▸ **What the task asks**:
All the data should come back exactly as it was given.
__________
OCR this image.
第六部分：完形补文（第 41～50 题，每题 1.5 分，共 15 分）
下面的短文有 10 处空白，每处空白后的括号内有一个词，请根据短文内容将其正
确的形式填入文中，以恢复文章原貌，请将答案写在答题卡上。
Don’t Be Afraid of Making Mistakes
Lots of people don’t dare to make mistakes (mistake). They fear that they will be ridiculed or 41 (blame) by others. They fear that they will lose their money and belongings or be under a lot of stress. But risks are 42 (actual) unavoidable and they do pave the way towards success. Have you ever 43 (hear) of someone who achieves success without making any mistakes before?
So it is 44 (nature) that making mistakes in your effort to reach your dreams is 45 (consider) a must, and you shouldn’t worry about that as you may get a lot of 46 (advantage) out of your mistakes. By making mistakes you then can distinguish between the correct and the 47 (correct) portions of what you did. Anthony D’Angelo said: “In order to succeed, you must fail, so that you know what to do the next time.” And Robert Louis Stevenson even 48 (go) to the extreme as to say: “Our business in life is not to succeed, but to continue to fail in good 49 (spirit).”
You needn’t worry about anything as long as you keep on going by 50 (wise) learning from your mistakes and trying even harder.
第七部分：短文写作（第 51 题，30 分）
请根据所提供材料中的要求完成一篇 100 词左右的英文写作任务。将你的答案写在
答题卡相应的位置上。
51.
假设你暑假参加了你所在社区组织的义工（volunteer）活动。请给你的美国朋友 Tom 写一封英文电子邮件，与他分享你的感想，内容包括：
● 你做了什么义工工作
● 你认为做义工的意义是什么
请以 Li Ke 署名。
__________
▸ **Output of the task**:
OCR this image.
第六部分：完形补文（第 41～50 题，每题 1.5 分，共 15 分）
下面的短文有 10 处空白，每处空白后的括号内有一个词，请根据短文内容将其正
确的形式填入文中，以恢复文章原貌，请将答案写在答题卡上。
Don’t Be Afraid of Making Mistakes
Lots of people don’t dare to make mistakes (mistake). They fear that they will be ridiculed or 41 (blame) by others. They fear that they will lose their money and belongings or be under a lot of stress. But risks are 42 (actual) unavoidable and they do pave the way towards success. Have you ever 43 (hear) of someone who achieves success without making any mistakes before?
So it is 44 (nature) that making mistakes in your effort to reach your dreams is 45 (consider) a must, and you shouldn’t worry about that as you may get a lot of 46 (advantage) out of your mistakes. By making mistakes you then can distinguish between the correct and the 47 (correct) portions of what you did. Anthony D’Angelo said: “In order to succeed, you must fail, so that you know what to do the next time.” And Robert Louis Stevenson even 48 (go) to the extreme as to say: “Our business in life is not to succeed, but to continue to fail in good 49 (spirit).”
You needn’t worry about anything as long as you keep on going by 50 (wise) learning from your mistakes and trying even harder.
第七部分：短文写作（第 51 题，30 分）
请根据所提供材料中的要求完成一篇 100 词左右的英文写作任务。将你的答案写在
答题卡相应的位置上。
51.
假设你暑假参加了你所在社区组织的义工（volunteer）活动。请给你的美国朋友 Tom 写一封英文电子邮件，与他分享你的感想，内容包括：
● 你做了什么义工工作
● 你认为做义工的意义是什么
请以 Li Ke 署名。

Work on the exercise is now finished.